=== Short exercise ===
Your task is to restate the data word for word.

- - - -

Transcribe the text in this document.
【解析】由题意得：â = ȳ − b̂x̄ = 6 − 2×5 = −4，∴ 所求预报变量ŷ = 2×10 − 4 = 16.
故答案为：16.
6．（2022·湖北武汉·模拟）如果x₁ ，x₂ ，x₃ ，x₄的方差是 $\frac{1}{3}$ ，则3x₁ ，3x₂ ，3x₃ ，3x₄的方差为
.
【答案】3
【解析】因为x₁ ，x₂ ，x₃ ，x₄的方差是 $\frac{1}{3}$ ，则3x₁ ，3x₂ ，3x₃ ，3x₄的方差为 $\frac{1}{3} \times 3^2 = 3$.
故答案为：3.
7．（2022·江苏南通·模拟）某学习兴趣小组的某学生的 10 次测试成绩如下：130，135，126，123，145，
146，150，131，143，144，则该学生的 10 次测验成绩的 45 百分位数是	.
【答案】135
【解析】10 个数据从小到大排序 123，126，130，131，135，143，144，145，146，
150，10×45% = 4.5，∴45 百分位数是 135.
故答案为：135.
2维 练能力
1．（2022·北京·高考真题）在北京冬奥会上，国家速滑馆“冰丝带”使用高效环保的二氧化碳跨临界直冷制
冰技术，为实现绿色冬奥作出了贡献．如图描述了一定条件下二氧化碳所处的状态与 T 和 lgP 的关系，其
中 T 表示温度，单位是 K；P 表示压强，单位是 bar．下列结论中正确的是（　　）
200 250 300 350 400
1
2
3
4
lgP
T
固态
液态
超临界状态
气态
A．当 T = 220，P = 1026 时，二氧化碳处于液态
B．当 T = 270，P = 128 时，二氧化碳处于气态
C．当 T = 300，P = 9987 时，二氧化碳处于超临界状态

- - - -

=== Answer for this exercise ===
Transcribe the text in this document.
【解析】由题意得：â = ȳ − b̂x̄ = 6 − 2×5 = −4，∴ 所求预报变量ŷ = 2×10 − 4 = 16.
故答案为：16.
6．（2022·湖北武汉·模拟）如果x₁ ，x₂ ，x₃ ，x₄的方差是 $\frac{1}{3}$ ，则3x₁ ，3x₂ ，3x₃ ，3x₄的方差为
.
【答案】3
【解析】因为x₁ ，x₂ ，x₃ ，x₄的方差是 $\frac{1}{3}$ ，则3x₁ ，3x₂ ，3x₃ ，3x₄的方差为 $\frac{1}{3} \times 3^2 = 3$.
故答案为：3.
7．（2022·江苏南通·模拟）某学习兴趣小组的某学生的 10 次测试成绩如下：130，135，126，123，145，
146，150，131，143，144，则该学生的 10 次测验成绩的 45 百分位数是	.
【答案】135
【解析】10 个数据从小到大排序 123，126，130，131，135，143，144，145，146，
150，10×45% = 4.5，∴45 百分位数是 135.
故答案为：135.
2维 练能力
1．（2022·北京·高考真题）在北京冬奥会上，国家速滑馆“冰丝带”使用高效环保的二氧化碳跨临界直冷制
冰技术，为实现绿色冬奥作出了贡献．如图描述了一定条件下二氧化碳所处的状态与 T 和 lgP 的关系，其
中 T 表示温度，单位是 K；P 表示压强，单位是 bar．下列结论中正确的是（　　）
200 250 300 350 400
1
2
3
4
lgP
T
固态
液态
超临界状态
气态
A．当 T = 220，P = 1026 时，二氧化碳处于液态
B．当 T = 270，P = 128 时，二氧化碳处于气态
C．当 T = 300，P = 9987 时，二氧化碳处于超临界状态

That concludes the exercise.